## RAW DATA
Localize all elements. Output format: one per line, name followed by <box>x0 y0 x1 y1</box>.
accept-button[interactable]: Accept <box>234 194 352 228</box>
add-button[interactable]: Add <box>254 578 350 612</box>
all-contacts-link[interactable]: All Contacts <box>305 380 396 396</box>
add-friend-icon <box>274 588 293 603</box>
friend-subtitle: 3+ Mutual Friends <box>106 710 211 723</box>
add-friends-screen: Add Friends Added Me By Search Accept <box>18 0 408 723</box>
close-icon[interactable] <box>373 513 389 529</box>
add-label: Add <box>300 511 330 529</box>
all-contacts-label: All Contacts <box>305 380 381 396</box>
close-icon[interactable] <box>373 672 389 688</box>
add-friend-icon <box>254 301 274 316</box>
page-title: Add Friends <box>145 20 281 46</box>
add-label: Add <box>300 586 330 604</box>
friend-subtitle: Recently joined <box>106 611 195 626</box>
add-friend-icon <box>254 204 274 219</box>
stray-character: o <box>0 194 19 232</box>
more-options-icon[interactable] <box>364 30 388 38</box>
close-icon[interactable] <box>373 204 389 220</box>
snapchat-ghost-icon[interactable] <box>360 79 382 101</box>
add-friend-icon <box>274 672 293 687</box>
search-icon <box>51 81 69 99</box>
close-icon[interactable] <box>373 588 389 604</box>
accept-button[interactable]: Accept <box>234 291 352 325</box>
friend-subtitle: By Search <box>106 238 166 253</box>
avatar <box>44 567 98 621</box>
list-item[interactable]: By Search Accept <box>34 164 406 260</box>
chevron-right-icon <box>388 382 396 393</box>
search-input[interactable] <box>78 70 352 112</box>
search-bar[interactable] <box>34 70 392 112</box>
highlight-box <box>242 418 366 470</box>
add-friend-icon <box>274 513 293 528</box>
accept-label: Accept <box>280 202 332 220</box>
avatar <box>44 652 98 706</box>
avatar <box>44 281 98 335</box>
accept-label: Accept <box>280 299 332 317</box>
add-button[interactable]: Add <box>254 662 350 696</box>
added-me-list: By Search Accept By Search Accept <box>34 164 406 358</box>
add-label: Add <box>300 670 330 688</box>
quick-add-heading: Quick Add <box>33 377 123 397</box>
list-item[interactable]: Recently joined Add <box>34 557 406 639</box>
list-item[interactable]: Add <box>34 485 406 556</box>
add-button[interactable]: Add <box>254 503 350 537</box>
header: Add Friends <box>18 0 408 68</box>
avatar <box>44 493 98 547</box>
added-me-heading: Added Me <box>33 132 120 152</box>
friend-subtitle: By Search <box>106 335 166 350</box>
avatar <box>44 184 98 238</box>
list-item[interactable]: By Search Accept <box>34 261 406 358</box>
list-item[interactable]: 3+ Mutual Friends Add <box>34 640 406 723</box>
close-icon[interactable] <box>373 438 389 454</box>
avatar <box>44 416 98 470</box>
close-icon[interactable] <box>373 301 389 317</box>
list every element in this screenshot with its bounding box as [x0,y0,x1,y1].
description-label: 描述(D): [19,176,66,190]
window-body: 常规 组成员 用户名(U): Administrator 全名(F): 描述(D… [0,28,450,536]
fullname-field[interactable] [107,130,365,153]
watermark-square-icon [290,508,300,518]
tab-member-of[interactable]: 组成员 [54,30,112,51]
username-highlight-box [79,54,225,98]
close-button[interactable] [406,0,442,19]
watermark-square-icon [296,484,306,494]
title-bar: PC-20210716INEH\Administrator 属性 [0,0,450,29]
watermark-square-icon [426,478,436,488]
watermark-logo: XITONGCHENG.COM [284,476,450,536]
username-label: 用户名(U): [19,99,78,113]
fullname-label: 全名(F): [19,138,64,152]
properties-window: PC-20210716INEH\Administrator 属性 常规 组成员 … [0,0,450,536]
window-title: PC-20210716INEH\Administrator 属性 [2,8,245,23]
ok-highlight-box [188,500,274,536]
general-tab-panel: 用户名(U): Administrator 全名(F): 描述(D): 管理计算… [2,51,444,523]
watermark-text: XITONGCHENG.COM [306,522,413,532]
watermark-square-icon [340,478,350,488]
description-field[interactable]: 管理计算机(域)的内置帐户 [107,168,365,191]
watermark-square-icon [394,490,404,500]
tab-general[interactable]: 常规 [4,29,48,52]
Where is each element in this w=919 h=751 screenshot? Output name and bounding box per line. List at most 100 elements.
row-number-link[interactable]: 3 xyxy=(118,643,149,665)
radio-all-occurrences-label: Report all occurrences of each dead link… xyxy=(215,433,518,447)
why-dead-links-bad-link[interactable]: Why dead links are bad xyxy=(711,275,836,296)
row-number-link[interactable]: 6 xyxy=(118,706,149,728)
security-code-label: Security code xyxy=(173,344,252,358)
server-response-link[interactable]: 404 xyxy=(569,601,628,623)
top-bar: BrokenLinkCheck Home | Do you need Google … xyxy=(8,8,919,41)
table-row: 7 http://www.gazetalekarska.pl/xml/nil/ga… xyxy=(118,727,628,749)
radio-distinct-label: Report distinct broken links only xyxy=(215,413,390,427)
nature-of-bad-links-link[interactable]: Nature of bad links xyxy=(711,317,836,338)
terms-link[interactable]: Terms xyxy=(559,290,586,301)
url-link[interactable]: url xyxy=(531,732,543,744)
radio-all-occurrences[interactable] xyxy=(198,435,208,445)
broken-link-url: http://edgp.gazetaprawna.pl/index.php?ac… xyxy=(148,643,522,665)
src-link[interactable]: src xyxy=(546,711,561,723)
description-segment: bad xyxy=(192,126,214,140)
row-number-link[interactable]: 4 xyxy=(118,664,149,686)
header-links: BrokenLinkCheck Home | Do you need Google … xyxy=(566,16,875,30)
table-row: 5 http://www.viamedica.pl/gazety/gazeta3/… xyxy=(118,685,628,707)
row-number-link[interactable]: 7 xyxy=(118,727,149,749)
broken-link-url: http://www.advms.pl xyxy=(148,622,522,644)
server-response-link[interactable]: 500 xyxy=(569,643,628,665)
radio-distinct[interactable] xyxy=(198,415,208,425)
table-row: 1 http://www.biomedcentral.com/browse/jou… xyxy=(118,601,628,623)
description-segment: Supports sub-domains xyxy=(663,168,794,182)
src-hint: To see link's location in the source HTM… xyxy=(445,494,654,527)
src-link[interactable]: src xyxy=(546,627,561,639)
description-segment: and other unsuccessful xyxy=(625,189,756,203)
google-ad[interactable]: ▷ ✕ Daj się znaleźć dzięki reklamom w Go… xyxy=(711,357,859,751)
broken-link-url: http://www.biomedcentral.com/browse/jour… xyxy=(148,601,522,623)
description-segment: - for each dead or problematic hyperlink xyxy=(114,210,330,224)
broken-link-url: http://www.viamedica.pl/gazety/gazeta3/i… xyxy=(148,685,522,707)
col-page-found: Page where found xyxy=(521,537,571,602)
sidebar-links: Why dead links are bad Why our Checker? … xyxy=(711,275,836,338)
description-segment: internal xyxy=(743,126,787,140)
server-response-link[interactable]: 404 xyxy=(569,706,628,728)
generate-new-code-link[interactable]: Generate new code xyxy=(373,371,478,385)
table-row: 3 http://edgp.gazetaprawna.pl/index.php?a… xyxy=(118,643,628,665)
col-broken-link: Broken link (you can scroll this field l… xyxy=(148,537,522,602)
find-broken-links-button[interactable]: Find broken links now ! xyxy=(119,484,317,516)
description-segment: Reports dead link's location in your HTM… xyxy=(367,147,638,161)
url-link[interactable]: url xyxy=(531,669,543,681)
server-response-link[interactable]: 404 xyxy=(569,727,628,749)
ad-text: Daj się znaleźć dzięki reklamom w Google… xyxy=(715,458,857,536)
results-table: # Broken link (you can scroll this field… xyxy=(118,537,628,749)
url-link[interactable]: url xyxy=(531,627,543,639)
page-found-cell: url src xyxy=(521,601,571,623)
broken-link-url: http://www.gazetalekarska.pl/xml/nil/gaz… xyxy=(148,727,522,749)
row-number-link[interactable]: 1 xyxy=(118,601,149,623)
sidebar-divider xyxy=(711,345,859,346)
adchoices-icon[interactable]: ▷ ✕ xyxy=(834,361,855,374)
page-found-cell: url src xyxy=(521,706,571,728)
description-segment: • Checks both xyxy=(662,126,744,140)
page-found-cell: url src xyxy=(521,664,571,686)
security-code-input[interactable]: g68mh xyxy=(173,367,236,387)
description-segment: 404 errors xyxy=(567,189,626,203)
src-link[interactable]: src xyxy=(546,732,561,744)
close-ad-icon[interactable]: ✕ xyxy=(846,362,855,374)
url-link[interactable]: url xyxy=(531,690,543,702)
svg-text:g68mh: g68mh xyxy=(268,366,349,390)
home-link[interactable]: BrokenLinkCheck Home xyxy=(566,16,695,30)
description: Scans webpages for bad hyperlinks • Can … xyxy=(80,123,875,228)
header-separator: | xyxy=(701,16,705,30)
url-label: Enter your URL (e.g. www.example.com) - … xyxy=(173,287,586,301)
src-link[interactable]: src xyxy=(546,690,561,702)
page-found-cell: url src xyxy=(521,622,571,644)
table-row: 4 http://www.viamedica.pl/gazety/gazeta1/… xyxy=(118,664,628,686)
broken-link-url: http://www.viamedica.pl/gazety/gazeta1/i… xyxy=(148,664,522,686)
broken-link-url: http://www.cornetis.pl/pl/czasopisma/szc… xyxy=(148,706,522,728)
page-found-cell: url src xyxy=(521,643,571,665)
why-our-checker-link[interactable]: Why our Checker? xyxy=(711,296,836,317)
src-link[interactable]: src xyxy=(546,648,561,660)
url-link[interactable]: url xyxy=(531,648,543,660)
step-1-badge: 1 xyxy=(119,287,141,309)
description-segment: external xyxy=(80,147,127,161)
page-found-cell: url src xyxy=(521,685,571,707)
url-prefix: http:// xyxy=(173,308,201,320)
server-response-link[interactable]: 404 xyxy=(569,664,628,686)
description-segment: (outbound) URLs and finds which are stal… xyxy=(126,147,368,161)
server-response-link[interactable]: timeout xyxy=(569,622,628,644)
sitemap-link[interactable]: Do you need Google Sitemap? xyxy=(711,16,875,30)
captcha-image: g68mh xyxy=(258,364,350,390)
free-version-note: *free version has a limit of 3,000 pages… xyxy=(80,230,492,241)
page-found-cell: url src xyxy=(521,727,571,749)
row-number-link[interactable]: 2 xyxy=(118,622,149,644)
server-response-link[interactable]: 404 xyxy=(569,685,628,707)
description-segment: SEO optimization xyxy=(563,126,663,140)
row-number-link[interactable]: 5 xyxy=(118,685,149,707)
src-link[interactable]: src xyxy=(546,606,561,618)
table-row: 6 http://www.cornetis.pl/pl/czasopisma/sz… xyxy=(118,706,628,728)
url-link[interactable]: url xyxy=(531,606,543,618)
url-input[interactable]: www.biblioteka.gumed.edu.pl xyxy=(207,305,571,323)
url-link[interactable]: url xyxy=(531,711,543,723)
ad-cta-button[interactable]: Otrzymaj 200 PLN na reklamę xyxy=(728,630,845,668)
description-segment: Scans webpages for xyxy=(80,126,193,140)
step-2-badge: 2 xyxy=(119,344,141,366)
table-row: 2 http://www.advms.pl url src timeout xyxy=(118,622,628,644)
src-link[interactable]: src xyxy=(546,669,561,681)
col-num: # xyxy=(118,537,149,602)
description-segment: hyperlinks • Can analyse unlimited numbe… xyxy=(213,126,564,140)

## GIVEN EXERCISE
Repeat the rows from the start through the line containing "page-title: Add Friends", inclusive, swapping "Mutual" for "Shared" and leaving everything else unchanged.

## EXPECTED OUTPUT
Localize all elements. Output format: one per line, name followed by <box>x0 y0 x1 y1</box>.
accept-button[interactable]: Accept <box>234 194 352 228</box>
add-button[interactable]: Add <box>254 578 350 612</box>
all-contacts-link[interactable]: All Contacts <box>305 380 396 396</box>
add-friend-icon <box>274 588 293 603</box>
friend-subtitle: 3+ Shared Friends <box>106 710 211 723</box>
add-friends-screen: Add Friends Added Me By Search Accept <box>18 0 408 723</box>
close-icon[interactable] <box>373 513 389 529</box>
add-label: Add <box>300 511 330 529</box>
all-contacts-label: All Contacts <box>305 380 381 396</box>
close-icon[interactable] <box>373 672 389 688</box>
add-friend-icon <box>254 301 274 316</box>
page-title: Add Friends <box>145 20 281 46</box>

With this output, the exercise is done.